### What is required
What follows is a set of records; repeat all of them exactly.

### Records provided

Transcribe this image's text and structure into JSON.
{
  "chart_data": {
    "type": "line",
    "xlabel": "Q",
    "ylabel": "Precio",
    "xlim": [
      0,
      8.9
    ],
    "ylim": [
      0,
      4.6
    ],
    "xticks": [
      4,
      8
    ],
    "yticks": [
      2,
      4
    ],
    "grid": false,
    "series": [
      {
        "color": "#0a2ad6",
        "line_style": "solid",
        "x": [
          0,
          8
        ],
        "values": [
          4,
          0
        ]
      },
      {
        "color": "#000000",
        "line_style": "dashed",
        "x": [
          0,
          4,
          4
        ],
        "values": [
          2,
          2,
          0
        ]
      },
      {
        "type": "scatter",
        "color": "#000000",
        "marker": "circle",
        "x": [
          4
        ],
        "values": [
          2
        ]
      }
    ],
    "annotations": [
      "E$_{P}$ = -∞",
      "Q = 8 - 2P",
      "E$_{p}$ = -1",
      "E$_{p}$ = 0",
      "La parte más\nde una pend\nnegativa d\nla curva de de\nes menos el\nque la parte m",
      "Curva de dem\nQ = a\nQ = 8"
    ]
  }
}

### Response
Transcribe this image's text and structure into JSON.
{
  "chart_data": {
    "type": "line",
    "xlabel": "Q",
    "ylabel": "Precio",
    "xlim": [
      0,
      8.9
    ],
    "ylim": [
      0,
      4.6
    ],
    "xticks": [
      4,
      8
    ],
    "yticks": [
      2,
      4
    ],
    "grid": false,
    "series": [
      {
        "color": "#0a2ad6",
        "line_style": "solid",
        "x": [
          0,
          8
        ],
        "values": [
          4,
          0
        ]
      },
      {
        "color": "#000000",
        "line_style": "dashed",
        "x": [
          0,
          4,
          4
        ],
        "values": [
          2,
          2,
          0
        ]
      },
      {
        "type": "scatter",
        "color": "#000000",
        "marker": "circle",
        "x": [
          4
        ],
        "values": [
          2
        ]
      }
    ],
    "annotations": [
      "E$_{P}$ = -∞",
      "Q = 8 - 2P",
      "E$_{p}$ = -1",
      "E$_{p}$ = 0",
      "La parte más\nde una pend\nnegativa d\nla curva de de\nes menos el\nque la parte m",
      "Curva de dem\nQ = a\nQ = 8"
    ]
  }
}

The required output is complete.